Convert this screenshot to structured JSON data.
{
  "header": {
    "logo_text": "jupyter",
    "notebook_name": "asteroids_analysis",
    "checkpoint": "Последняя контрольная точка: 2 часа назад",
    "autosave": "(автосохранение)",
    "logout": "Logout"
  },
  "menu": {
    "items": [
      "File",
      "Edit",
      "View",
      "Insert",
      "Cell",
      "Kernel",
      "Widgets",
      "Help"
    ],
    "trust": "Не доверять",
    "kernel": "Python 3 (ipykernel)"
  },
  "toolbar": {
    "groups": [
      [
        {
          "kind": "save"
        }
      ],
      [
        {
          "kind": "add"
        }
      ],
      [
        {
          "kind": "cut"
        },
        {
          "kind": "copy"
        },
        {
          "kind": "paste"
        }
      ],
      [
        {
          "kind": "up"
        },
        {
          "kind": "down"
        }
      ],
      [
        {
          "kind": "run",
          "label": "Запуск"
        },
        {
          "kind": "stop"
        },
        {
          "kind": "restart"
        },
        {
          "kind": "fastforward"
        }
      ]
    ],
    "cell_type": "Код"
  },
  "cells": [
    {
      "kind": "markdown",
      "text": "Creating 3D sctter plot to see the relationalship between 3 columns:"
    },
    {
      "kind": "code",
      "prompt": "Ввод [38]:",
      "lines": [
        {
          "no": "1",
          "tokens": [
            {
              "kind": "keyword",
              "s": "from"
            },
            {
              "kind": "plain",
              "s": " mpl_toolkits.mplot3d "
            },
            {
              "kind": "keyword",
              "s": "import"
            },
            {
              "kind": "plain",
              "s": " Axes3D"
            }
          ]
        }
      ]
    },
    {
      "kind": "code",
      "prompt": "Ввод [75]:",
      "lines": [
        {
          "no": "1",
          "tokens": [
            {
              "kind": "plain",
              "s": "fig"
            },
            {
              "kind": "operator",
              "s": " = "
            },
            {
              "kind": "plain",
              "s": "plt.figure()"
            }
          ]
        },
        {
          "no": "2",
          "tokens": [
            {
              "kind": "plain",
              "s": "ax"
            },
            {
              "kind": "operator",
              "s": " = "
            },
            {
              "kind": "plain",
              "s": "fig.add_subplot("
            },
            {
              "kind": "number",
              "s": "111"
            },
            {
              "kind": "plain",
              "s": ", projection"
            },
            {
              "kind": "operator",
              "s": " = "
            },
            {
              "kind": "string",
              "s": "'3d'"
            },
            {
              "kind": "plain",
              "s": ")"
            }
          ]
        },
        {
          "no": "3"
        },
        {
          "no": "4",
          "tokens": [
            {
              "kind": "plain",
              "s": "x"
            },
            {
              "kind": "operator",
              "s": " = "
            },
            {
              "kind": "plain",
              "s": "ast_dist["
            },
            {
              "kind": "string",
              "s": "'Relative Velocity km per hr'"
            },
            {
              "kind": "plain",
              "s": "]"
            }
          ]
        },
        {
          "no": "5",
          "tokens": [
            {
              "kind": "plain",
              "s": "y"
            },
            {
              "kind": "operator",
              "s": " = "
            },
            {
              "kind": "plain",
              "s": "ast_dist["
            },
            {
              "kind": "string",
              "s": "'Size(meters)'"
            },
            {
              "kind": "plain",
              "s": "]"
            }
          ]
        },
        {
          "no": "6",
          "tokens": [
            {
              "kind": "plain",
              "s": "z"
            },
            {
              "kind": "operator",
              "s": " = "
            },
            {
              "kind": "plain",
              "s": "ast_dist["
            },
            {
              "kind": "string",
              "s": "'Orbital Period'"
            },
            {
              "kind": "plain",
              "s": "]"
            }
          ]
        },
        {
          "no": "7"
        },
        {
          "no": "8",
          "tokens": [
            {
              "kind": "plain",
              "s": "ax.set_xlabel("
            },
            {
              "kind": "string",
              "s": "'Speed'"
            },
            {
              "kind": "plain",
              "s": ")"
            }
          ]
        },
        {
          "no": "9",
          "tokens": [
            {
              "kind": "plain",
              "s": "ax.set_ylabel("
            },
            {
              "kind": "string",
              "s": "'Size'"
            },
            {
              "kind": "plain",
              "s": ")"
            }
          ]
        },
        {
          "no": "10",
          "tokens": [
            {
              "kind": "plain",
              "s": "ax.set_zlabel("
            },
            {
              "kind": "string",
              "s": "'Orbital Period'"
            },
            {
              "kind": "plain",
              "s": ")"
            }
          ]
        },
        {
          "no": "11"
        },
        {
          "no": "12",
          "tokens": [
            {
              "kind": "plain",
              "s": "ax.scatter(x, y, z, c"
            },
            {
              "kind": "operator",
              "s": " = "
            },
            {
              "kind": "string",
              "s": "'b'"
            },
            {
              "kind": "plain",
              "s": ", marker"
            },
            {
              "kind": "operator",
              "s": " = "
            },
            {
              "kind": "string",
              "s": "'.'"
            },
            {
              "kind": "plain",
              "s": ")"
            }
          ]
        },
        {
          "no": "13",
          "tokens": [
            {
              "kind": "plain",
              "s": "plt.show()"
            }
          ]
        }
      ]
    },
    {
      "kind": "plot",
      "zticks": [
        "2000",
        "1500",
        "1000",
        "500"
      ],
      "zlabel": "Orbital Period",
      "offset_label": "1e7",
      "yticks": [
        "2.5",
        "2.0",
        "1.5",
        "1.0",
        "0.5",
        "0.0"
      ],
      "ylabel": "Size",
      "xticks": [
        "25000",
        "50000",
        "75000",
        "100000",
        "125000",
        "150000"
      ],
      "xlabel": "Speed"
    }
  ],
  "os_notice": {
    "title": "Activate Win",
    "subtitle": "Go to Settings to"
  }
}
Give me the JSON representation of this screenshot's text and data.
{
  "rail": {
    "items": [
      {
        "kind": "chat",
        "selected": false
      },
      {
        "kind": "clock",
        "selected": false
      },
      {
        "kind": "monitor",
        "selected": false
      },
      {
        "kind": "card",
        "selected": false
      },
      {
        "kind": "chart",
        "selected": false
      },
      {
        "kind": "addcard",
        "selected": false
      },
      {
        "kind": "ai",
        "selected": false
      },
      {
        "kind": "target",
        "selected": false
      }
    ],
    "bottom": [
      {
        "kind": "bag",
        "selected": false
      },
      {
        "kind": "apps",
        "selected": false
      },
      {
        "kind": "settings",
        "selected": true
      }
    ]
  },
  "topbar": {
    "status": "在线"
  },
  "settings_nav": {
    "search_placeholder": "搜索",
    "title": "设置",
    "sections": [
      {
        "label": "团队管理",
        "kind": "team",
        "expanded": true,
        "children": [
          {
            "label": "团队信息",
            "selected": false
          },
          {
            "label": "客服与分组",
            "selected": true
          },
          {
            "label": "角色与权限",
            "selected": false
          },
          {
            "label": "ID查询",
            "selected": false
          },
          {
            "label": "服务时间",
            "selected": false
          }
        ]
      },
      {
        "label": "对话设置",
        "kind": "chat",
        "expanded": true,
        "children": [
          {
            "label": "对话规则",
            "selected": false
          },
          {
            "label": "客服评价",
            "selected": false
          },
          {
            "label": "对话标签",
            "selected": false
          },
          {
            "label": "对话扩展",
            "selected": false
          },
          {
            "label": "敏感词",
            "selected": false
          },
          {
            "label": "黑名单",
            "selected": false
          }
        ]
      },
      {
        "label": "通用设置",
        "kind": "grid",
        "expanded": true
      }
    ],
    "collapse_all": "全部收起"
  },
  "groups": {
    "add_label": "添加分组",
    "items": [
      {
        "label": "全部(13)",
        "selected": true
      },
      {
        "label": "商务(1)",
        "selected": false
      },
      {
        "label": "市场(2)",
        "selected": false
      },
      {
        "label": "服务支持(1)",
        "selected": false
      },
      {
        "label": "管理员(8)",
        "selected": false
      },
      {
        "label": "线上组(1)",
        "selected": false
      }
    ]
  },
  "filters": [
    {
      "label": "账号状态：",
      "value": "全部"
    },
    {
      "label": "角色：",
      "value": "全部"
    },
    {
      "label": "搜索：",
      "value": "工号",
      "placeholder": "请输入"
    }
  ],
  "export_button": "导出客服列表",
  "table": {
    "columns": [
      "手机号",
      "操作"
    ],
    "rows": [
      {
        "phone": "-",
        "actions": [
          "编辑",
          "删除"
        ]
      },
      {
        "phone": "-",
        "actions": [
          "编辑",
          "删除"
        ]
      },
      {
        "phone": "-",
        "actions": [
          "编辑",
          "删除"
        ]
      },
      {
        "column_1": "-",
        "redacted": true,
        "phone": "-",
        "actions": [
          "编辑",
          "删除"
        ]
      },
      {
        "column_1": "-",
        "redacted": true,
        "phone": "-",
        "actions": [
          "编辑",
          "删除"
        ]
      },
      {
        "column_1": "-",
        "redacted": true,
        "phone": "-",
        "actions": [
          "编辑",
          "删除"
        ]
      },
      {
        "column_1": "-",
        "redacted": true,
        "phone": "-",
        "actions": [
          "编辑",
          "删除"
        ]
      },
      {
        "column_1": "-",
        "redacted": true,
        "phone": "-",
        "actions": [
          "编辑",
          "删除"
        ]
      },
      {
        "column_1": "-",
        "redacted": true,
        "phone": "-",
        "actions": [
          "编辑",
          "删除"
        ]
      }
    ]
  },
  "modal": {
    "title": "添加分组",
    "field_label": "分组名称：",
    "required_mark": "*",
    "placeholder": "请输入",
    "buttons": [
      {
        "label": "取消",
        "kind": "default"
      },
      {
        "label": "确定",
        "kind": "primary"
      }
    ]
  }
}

_Work to be completed_. Scan the listing above for the word "data" and copy every line that holds it.

_Worked answer_.
Convert this screenshot to structured JSON data.
Give me the JSON representation of this screenshot's text and data.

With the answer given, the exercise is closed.